> **Entries**:
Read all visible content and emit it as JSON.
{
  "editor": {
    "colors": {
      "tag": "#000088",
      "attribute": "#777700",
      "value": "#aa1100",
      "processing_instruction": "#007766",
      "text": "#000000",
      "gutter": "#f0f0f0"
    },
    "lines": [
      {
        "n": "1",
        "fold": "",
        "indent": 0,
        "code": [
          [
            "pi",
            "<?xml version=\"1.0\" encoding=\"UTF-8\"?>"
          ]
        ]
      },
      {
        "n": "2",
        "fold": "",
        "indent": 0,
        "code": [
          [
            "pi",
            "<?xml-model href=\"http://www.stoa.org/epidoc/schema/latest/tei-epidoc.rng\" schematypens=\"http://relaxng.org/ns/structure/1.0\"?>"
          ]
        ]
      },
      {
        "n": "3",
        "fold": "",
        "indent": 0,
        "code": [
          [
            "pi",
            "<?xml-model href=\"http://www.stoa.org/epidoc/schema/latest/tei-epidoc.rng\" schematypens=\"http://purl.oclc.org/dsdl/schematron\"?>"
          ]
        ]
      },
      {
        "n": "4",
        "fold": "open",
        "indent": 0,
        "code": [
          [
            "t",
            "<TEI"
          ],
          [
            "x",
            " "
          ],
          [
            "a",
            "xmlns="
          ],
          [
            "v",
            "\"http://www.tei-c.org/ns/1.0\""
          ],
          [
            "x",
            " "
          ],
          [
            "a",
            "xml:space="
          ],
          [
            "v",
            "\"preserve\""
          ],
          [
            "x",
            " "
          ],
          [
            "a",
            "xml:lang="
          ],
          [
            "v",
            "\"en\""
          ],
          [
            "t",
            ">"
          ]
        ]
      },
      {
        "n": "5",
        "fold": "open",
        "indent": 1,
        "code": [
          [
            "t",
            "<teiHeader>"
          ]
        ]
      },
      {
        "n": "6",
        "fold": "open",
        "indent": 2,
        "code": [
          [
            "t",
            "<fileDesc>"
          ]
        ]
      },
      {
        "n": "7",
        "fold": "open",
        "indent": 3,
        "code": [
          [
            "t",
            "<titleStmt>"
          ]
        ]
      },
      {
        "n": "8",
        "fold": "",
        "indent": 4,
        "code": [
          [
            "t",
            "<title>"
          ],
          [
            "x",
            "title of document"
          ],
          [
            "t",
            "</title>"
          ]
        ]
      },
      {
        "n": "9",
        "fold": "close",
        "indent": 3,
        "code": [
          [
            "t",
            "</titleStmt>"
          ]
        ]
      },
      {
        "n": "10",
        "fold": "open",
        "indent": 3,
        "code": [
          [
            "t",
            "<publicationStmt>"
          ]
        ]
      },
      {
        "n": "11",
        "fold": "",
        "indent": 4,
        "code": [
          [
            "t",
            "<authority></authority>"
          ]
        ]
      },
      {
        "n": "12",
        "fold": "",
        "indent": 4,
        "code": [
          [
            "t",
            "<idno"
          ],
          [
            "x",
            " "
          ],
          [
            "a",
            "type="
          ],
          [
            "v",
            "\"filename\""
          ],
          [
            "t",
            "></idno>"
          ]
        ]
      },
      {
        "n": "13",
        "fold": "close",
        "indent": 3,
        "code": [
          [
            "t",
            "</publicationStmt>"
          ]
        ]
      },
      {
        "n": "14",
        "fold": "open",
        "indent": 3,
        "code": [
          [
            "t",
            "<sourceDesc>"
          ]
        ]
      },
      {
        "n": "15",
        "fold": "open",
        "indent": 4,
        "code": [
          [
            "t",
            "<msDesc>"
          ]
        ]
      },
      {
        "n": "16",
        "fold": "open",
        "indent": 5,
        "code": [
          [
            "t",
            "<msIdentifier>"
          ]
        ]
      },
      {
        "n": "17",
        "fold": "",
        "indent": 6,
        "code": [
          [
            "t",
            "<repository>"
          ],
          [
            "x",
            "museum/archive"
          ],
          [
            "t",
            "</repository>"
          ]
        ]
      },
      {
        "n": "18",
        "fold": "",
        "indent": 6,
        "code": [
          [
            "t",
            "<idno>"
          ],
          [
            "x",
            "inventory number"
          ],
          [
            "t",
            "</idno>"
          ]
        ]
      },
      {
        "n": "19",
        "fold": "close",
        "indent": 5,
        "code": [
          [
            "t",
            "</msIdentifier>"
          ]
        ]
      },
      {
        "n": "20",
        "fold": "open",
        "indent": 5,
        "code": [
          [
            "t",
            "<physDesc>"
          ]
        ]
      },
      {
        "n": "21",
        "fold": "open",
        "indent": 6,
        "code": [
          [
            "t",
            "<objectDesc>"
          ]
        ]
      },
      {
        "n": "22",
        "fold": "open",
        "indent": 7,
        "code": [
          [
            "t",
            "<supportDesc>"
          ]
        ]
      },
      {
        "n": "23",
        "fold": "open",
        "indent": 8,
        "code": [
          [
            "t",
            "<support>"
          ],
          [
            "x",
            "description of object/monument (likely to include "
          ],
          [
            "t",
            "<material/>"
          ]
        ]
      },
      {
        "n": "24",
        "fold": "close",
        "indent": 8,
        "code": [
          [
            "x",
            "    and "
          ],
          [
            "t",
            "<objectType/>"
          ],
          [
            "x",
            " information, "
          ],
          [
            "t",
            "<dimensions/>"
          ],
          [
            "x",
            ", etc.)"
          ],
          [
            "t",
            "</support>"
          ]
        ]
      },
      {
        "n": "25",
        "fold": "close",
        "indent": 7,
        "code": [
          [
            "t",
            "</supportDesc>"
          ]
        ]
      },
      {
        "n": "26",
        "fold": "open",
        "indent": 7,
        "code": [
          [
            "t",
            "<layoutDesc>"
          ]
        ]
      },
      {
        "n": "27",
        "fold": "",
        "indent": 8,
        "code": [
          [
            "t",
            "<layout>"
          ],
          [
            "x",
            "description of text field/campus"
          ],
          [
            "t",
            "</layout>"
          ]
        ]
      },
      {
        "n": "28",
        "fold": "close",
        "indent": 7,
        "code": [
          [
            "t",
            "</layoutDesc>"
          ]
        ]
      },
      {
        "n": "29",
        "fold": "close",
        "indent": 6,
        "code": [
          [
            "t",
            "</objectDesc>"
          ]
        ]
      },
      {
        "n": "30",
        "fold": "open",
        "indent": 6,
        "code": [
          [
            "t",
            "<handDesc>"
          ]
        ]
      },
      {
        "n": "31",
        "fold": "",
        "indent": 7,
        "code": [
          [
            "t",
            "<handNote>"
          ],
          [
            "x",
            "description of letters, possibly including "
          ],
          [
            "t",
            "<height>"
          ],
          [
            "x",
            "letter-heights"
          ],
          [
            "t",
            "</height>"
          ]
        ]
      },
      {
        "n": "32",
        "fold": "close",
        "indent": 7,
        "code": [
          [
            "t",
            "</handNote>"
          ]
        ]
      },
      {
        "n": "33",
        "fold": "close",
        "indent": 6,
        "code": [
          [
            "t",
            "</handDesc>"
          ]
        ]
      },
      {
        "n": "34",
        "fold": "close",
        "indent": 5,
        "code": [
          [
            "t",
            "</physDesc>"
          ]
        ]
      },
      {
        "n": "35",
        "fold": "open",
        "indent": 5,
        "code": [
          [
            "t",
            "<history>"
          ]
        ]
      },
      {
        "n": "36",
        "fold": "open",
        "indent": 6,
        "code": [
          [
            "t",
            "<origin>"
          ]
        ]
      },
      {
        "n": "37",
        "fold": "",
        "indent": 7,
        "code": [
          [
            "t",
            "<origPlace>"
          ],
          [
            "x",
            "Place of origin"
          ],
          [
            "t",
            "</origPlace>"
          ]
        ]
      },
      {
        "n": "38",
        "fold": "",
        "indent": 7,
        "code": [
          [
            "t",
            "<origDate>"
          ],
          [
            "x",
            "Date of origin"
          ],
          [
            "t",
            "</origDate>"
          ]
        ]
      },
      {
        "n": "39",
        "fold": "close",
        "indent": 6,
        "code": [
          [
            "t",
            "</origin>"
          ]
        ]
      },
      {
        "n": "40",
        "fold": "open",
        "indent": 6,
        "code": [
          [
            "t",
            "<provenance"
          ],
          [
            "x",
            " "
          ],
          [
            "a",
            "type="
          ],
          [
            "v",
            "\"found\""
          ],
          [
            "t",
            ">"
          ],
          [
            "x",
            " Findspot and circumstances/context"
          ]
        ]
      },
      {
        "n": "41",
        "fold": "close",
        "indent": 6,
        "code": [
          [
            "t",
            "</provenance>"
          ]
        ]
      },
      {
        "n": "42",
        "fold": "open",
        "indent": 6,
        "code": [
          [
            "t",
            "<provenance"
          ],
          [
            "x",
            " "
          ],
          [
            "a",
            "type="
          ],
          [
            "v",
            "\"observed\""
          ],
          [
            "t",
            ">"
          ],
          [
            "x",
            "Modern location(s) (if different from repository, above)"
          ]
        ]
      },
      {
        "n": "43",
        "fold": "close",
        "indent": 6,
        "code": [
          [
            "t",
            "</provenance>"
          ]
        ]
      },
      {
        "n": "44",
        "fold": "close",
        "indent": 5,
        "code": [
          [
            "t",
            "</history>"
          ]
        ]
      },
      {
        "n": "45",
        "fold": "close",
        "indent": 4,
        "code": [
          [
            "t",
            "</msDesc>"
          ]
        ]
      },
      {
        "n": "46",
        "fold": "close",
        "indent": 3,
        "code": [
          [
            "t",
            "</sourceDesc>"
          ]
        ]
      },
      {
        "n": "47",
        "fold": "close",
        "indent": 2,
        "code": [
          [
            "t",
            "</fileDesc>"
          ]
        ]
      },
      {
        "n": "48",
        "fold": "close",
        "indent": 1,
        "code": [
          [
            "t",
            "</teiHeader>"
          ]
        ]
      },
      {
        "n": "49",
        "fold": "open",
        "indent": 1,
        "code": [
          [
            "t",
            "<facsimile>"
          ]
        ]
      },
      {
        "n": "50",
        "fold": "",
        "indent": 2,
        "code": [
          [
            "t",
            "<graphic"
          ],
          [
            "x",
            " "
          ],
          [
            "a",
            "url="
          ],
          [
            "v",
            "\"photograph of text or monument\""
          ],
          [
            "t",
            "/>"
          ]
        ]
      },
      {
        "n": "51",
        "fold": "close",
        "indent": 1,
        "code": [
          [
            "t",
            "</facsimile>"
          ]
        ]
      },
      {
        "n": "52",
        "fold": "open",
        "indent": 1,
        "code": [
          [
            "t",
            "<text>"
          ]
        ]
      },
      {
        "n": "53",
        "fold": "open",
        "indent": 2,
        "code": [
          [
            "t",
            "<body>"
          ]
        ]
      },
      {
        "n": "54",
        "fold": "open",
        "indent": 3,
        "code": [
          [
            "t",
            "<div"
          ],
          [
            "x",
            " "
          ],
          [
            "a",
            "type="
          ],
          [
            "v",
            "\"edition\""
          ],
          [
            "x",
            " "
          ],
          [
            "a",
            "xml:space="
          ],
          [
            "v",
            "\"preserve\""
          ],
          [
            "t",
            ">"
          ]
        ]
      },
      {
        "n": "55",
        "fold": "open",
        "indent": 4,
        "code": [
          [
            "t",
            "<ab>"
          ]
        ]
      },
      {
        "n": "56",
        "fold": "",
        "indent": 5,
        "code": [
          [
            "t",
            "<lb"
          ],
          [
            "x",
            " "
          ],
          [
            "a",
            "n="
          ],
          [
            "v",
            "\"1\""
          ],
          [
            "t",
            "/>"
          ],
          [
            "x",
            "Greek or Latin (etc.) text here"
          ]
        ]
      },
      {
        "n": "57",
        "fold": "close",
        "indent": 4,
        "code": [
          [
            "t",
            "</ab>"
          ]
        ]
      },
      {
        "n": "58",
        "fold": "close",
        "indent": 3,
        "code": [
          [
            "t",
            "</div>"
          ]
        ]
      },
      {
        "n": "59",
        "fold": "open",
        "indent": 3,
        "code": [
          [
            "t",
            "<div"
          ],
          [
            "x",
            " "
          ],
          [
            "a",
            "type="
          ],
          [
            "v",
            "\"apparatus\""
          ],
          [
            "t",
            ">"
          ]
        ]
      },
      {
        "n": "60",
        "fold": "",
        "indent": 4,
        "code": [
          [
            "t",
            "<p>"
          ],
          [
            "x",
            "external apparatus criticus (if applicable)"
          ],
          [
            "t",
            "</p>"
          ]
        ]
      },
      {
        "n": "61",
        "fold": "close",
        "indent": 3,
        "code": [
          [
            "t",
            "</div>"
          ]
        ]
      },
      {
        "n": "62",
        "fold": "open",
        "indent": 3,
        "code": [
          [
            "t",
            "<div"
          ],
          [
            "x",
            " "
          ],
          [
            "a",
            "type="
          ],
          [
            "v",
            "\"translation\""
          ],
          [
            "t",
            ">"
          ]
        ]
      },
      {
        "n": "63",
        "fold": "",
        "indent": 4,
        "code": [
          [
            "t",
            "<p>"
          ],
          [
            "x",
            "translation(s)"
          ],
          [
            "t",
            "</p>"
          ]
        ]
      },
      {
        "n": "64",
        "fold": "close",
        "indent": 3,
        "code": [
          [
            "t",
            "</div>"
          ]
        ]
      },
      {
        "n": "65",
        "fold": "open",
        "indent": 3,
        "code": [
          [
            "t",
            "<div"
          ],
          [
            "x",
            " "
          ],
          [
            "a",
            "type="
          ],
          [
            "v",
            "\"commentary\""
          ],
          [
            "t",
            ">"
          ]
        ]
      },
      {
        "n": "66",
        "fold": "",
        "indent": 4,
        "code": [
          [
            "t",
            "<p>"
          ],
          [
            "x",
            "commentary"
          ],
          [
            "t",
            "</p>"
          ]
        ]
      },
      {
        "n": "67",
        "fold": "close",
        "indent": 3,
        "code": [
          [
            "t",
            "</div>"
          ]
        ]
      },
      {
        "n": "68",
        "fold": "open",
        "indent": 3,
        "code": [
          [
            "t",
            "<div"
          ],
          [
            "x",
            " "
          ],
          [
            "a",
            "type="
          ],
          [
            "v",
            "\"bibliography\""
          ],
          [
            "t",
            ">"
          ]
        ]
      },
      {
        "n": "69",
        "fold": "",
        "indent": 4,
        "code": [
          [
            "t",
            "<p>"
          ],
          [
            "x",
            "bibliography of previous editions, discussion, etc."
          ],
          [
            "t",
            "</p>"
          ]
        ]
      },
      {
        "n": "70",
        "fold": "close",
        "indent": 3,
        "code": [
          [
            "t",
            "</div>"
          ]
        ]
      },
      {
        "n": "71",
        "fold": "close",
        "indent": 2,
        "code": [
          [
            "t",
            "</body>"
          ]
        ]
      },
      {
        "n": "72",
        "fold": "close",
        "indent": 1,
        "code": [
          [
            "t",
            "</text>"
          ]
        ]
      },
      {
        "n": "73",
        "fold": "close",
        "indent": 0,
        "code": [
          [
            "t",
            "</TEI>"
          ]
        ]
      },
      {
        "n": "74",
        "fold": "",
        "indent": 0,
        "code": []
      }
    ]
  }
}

> **Exercise aim**: How many of these lines contain "description"? Write only the number.

> **Written response**: 3